• **Exercise task**
Please copy every line of the records below that holds the word "website".

Stored dataset items
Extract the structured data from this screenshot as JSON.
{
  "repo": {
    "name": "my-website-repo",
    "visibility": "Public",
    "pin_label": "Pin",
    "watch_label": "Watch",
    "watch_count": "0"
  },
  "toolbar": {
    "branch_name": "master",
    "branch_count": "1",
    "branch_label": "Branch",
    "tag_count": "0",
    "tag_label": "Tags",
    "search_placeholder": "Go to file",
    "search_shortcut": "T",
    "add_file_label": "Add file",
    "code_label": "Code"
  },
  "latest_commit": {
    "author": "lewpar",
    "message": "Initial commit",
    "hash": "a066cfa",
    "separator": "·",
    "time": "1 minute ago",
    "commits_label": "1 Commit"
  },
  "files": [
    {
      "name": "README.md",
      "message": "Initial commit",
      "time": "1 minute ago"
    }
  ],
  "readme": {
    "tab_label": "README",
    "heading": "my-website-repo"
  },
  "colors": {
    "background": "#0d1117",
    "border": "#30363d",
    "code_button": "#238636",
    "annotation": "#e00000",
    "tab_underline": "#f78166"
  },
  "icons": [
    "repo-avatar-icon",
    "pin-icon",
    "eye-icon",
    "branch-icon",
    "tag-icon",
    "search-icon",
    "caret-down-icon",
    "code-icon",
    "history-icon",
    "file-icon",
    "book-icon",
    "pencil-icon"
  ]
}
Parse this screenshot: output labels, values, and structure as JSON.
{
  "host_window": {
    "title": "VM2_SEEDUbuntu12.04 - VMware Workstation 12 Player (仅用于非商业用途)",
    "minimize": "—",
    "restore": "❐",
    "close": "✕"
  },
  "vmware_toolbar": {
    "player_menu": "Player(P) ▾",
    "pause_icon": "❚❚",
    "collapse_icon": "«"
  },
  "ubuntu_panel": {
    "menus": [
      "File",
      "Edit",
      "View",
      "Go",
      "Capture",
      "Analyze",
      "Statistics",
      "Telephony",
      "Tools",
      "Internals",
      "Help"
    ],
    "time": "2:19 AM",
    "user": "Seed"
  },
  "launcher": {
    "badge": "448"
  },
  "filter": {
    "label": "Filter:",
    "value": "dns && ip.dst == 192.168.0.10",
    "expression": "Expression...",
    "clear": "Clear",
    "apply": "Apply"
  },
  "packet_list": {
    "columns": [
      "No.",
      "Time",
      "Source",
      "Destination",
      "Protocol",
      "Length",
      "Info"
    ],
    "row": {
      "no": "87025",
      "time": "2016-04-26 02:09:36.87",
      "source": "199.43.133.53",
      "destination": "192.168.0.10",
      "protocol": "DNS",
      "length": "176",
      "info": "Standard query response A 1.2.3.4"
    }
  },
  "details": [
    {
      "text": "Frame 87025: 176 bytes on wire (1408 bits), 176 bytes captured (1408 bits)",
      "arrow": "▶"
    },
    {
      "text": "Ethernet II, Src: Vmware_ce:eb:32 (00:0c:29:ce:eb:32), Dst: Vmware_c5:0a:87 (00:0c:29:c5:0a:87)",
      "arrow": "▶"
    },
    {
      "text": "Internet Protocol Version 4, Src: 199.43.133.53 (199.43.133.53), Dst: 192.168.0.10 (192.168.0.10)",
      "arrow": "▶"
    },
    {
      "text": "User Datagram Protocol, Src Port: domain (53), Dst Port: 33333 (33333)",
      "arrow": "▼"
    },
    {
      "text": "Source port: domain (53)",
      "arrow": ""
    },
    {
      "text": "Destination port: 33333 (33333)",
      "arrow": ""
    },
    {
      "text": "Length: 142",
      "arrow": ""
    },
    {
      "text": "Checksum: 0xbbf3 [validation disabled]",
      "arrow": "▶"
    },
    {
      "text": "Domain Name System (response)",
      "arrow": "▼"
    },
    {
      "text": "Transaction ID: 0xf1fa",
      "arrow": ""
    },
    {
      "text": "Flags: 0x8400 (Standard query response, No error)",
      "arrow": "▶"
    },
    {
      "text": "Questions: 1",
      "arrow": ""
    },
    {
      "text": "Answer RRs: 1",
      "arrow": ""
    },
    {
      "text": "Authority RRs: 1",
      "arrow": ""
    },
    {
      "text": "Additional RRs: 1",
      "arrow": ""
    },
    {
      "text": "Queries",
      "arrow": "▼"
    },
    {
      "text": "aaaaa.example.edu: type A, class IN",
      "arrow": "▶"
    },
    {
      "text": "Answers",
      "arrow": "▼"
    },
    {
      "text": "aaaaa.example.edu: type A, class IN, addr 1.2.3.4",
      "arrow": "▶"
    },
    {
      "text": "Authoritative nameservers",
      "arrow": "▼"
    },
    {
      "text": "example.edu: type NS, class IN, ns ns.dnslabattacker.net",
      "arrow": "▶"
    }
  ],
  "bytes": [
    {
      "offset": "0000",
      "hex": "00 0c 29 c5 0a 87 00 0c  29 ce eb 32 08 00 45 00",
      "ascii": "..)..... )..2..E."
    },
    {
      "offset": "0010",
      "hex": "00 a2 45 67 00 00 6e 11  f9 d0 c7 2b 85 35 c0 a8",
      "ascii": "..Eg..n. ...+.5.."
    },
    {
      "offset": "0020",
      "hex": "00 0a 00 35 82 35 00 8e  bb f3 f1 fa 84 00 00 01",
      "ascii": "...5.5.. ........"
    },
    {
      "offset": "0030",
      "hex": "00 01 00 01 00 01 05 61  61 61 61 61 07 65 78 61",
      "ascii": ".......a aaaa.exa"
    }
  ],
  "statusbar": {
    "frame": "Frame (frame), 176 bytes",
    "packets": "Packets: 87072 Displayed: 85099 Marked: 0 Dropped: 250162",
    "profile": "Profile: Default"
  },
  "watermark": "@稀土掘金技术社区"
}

* * *

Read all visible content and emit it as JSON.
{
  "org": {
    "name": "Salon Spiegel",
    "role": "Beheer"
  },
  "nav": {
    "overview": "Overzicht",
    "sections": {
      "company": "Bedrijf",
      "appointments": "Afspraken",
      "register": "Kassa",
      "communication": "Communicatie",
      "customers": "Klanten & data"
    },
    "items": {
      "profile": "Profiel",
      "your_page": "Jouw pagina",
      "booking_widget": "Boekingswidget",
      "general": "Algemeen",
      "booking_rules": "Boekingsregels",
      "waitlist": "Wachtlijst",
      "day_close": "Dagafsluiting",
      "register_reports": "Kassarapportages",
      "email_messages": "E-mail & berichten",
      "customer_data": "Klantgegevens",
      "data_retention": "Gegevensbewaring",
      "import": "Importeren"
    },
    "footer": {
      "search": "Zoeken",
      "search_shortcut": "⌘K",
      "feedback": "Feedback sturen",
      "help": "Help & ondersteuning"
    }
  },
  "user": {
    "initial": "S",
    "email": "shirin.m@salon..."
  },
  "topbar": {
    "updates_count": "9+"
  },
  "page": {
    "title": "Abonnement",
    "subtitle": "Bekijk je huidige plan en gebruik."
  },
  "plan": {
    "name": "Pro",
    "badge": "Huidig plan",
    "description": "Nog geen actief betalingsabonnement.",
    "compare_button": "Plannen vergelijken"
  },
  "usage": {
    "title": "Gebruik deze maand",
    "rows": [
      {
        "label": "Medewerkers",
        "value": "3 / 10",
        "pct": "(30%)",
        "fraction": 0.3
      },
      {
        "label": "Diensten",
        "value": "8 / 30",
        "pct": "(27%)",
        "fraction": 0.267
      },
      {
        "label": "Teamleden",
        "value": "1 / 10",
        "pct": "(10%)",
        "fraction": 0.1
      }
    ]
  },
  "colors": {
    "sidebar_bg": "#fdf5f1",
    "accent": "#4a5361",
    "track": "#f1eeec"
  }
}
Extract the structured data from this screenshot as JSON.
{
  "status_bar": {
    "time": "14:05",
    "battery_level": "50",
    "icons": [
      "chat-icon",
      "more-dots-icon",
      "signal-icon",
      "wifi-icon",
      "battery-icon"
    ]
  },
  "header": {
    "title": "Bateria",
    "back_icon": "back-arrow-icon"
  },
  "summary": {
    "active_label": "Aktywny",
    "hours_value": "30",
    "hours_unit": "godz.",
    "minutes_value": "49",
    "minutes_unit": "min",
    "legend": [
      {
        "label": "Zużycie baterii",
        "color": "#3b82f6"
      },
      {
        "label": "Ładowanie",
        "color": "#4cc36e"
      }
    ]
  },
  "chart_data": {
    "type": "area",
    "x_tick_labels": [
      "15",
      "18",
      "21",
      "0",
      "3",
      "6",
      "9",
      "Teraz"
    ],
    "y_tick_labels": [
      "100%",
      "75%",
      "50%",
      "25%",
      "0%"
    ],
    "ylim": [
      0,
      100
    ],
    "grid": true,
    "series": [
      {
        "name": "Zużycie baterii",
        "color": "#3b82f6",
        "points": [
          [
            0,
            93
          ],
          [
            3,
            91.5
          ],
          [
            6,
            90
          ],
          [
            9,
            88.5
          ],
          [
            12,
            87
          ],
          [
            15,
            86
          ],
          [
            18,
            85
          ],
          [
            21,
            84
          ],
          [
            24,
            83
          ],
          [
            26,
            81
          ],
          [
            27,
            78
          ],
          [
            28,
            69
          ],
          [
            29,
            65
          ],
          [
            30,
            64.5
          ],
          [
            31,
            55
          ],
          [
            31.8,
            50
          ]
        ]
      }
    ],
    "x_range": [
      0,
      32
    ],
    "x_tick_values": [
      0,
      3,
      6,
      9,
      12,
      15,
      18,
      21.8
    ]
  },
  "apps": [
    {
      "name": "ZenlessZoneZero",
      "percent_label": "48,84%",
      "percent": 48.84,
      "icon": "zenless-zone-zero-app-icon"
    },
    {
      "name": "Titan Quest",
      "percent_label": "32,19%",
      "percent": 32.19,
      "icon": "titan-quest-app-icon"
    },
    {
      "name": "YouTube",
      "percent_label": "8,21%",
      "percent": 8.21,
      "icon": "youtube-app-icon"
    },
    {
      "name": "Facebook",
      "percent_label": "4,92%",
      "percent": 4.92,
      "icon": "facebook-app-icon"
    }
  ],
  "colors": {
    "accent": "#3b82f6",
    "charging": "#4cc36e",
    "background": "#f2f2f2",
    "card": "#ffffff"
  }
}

• **Result for this exercise**
    "name": "my-website-repo",
    "heading": "my-website-repo"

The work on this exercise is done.